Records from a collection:
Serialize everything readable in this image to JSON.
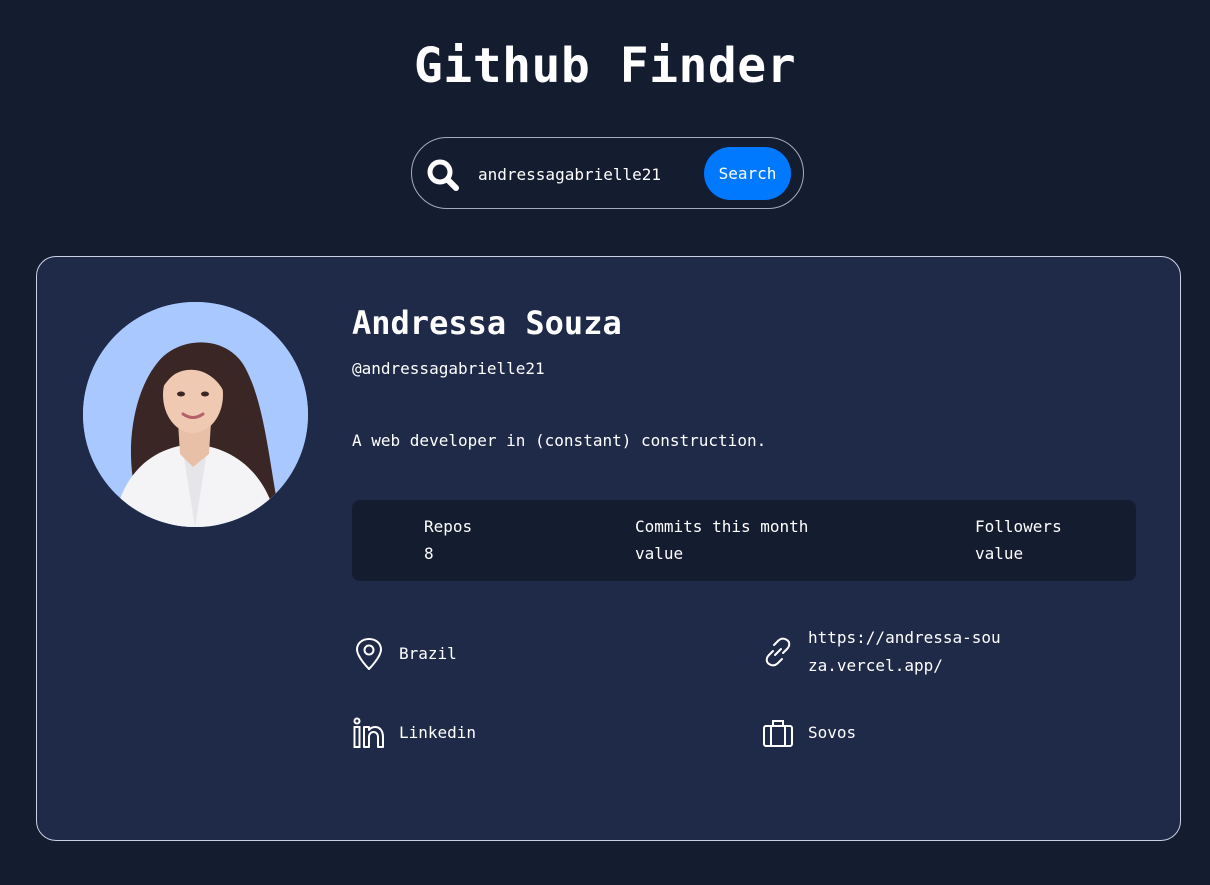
{
  "header": {
    "title": "Github Finder"
  },
  "search": {
    "value": "andressagabrielle21",
    "button_label": "Search",
    "icon": "search-icon"
  },
  "profile": {
    "name": "Andressa Souza",
    "login": "@andressagabrielle21",
    "bio": "A web developer in (constant) construction.",
    "stats": [
      {
        "label": "Repos",
        "value": "8"
      },
      {
        "label": "Commits this month",
        "value": "value"
      },
      {
        "label": "Followers",
        "value": "value"
      }
    ],
    "info": {
      "location": {
        "icon": "location-pin-icon",
        "text": "Brazil"
      },
      "website": {
        "icon": "link-icon",
        "text": "https://andressa-souza.vercel.app/"
      },
      "linkedin": {
        "icon": "linkedin-icon",
        "text": "Linkedin"
      },
      "company": {
        "icon": "briefcase-icon",
        "text": "Sovos"
      }
    }
  },
  "colors": {
    "background": "#141c2f",
    "card": "#1f2a48",
    "accent": "#0079ff",
    "avatar_bg": "#a9c8ff"
  }
}
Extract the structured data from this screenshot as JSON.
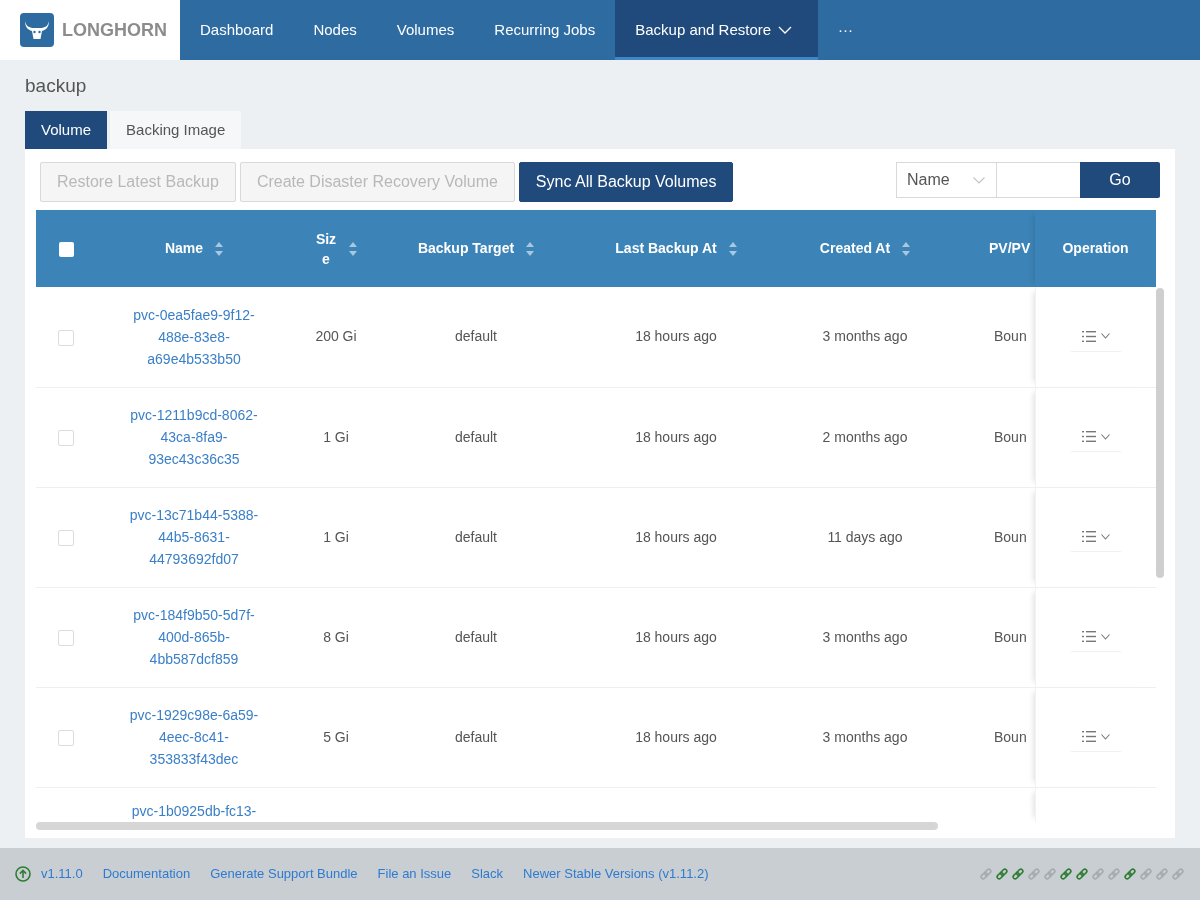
{
  "navbar": {
    "logo_text": "LONGHORN",
    "items": [
      {
        "label": "Dashboard",
        "selected": false,
        "kind": "link"
      },
      {
        "label": "Nodes",
        "selected": false,
        "kind": "link"
      },
      {
        "label": "Volumes",
        "selected": false,
        "kind": "link"
      },
      {
        "label": "Recurring Jobs",
        "selected": false,
        "kind": "link"
      },
      {
        "label": "Backup and Restore",
        "selected": true,
        "kind": "dropdown"
      },
      {
        "label": "···",
        "selected": false,
        "kind": "link"
      }
    ]
  },
  "page_title": "backup",
  "tabs": [
    {
      "label": "Volume",
      "selected": true
    },
    {
      "label": "Backing Image",
      "selected": false
    }
  ],
  "toolbar": {
    "buttons": [
      {
        "label": "Restore Latest Backup",
        "disabled": true,
        "kind": "default"
      },
      {
        "label": "Create Disaster Recovery Volume",
        "disabled": true,
        "kind": "default"
      },
      {
        "label": "Sync All Backup Volumes",
        "disabled": false,
        "kind": "primary"
      }
    ],
    "filter": {
      "field": "Name",
      "go_button": "Go"
    }
  },
  "table": {
    "header_checked": false,
    "columns": [
      {
        "label": "Name",
        "sort_icon": true
      },
      {
        "label": "Size",
        "sort_icon": true
      },
      {
        "label": "Backup Target",
        "sort_icon": true
      },
      {
        "label": "Last Backup At",
        "sort_icon": true
      },
      {
        "label": "Created At",
        "sort_icon": true
      },
      {
        "label": "PV/PV",
        "sort_icon": false
      },
      {
        "label": "Operation",
        "sort_icon": false
      }
    ],
    "rows": [
      {
        "checked": false,
        "name": "pvc-0ea5fae9-9f12-488e-83e8-a69e4b533b50",
        "size": "200 Gi",
        "backup_target": "default",
        "last_backup_at": "18 hours ago",
        "created_at": "3 months ago",
        "column_7": "Boun"
      },
      {
        "checked": false,
        "name": "pvc-1211b9cd-8062-43ca-8fa9-93ec43c36c35",
        "size": "1 Gi",
        "backup_target": "default",
        "last_backup_at": "18 hours ago",
        "created_at": "2 months ago",
        "column_7": "Boun"
      },
      {
        "checked": false,
        "name": "pvc-13c71b44-5388-44b5-8631-44793692fd07",
        "size": "1 Gi",
        "backup_target": "default",
        "last_backup_at": "18 hours ago",
        "created_at": "11 days ago",
        "column_7": "Boun"
      },
      {
        "checked": false,
        "name": "pvc-184f9b50-5d7f-400d-865b-4bb587dcf859",
        "size": "8 Gi",
        "backup_target": "default",
        "last_backup_at": "18 hours ago",
        "created_at": "3 months ago",
        "column_7": "Boun"
      },
      {
        "checked": false,
        "name": "pvc-1929c98e-6a59-4eec-8c41-353833f43dec",
        "size": "5 Gi",
        "backup_target": "default",
        "last_backup_at": "18 hours ago",
        "created_at": "3 months ago",
        "column_7": "Boun"
      }
    ],
    "partial_row": {
      "name": "pvc-1b0925db-fc13-"
    }
  },
  "footer": {
    "upgrade_available": true,
    "version": "v1.11.0",
    "links": [
      "Documentation",
      "Generate Support Bundle",
      "File an Issue",
      "Slack",
      "Newer Stable Versions (v1.11.2)"
    ],
    "connections": [
      {
        "connected": false
      },
      {
        "connected": true
      },
      {
        "connected": true
      },
      {
        "connected": false
      },
      {
        "connected": false
      },
      {
        "connected": true
      },
      {
        "connected": true
      },
      {
        "connected": false
      },
      {
        "connected": false
      },
      {
        "connected": true
      },
      {
        "connected": false
      },
      {
        "connected": false
      },
      {
        "connected": false
      }
    ]
  }
}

§ **Instruction**: The records shown above are to be repeated exactly, with the pictures left out.

§ **Full response**:
Serialize everything readable in this image to JSON.
{
  "header": {
    "title": "Github Finder"
  },
  "search": {
    "value": "andressagabrielle21",
    "button_label": "Search",
    "icon": "search-icon"
  },
  "profile": {
    "name": "Andressa Souza",
    "login": "@andressagabrielle21",
    "bio": "A web developer in (constant) construction.",
    "stats": [
      {
        "label": "Repos",
        "value": "8"
      },
      {
        "label": "Commits this month",
        "value": "value"
      },
      {
        "label": "Followers",
        "value": "value"
      }
    ],
    "info": {
      "location": {
        "icon": "location-pin-icon",
        "text": "Brazil"
      },
      "website": {
        "icon": "link-icon",
        "text": "https://andressa-souza.vercel.app/"
      },
      "linkedin": {
        "icon": "linkedin-icon",
        "text": "Linkedin"
      },
      "company": {
        "icon": "briefcase-icon",
        "text": "Sovos"
      }
    }
  },
  "colors": {
    "background": "#141c2f",
    "card": "#1f2a48",
    "accent": "#0079ff",
    "avatar_bg": "#a9c8ff"
  }
}
Extract the structured data from this screenshot as JSON.
{
  "navbar": {
    "logo_text": "LONGHORN",
    "items": [
      {
        "label": "Dashboard",
        "selected": false,
        "kind": "link"
      },
      {
        "label": "Nodes",
        "selected": false,
        "kind": "link"
      },
      {
        "label": "Volumes",
        "selected": false,
        "kind": "link"
      },
      {
        "label": "Recurring Jobs",
        "selected": false,
        "kind": "link"
      },
      {
        "label": "Backup and Restore",
        "selected": true,
        "kind": "dropdown"
      },
      {
        "label": "···",
        "selected": false,
        "kind": "link"
      }
    ]
  },
  "page_title": "backup",
  "tabs": [
    {
      "label": "Volume",
      "selected": true
    },
    {
      "label": "Backing Image",
      "selected": false
    }
  ],
  "toolbar": {
    "buttons": [
      {
        "label": "Restore Latest Backup",
        "disabled": true,
        "kind": "default"
      },
      {
        "label": "Create Disaster Recovery Volume",
        "disabled": true,
        "kind": "default"
      },
      {
        "label": "Sync All Backup Volumes",
        "disabled": false,
        "kind": "primary"
      }
    ],
    "filter": {
      "field": "Name",
      "go_button": "Go"
    }
  },
  "table": {
    "header_checked": false,
    "columns": [
      {
        "label": "Name",
        "sort_icon": true
      },
      {
        "label": "Size",
        "sort_icon": true
      },
      {
        "label": "Backup Target",
        "sort_icon": true
      },
      {
        "label": "Last Backup At",
        "sort_icon": true
      },
      {
        "label": "Created At",
        "sort_icon": true
      },
      {
        "label": "PV/PV",
        "sort_icon": false
      },
      {
        "label": "Operation",
        "sort_icon": false
      }
    ],
    "rows": [
      {
        "checked": false,
        "name": "pvc-0ea5fae9-9f12-488e-83e8-a69e4b533b50",
        "size": "200 Gi",
        "backup_target": "default",
        "last_backup_at": "18 hours ago",
        "created_at": "3 months ago",
        "column_7": "Boun"
      },
      {
        "checked": false,
        "name": "pvc-1211b9cd-8062-43ca-8fa9-93ec43c36c35",
        "size": "1 Gi",
        "backup_target": "default",
        "last_backup_at": "18 hours ago",
        "created_at": "2 months ago",
        "column_7": "Boun"
      },
      {
        "checked": false,
        "name": "pvc-13c71b44-5388-44b5-8631-44793692fd07",
        "size": "1 Gi",
        "backup_target": "default",
        "last_backup_at": "18 hours ago",
        "created_at": "11 days ago",
        "column_7": "Boun"
      },
      {
        "checked": false,
        "name": "pvc-184f9b50-5d7f-400d-865b-4bb587dcf859",
        "size": "8 Gi",
        "backup_target": "default",
        "last_backup_at": "18 hours ago",
        "created_at": "3 months ago",
        "column_7": "Boun"
      },
      {
        "checked": false,
        "name": "pvc-1929c98e-6a59-4eec-8c41-353833f43dec",
        "size": "5 Gi",
        "backup_target": "default",
        "last_backup_at": "18 hours ago",
        "created_at": "3 months ago",
        "column_7": "Boun"
      }
    ],
    "partial_row": {
      "name": "pvc-1b0925db-fc13-"
    }
  },
  "footer": {
    "upgrade_available": true,
    "version": "v1.11.0",
    "links": [
      "Documentation",
      "Generate Support Bundle",
      "File an Issue",
      "Slack",
      "Newer Stable Versions (v1.11.2)"
    ],
    "connections": [
      {
        "connected": false
      },
      {
        "connected": true
      },
      {
        "connected": true
      },
      {
        "connected": false
      },
      {
        "connected": false
      },
      {
        "connected": true
      },
      {
        "connected": true
      },
      {
        "connected": false
      },
      {
        "connected": false
      },
      {
        "connected": true
      },
      {
        "connected": false
      },
      {
        "connected": false
      },
      {
        "connected": false
      }
    ]
  }
}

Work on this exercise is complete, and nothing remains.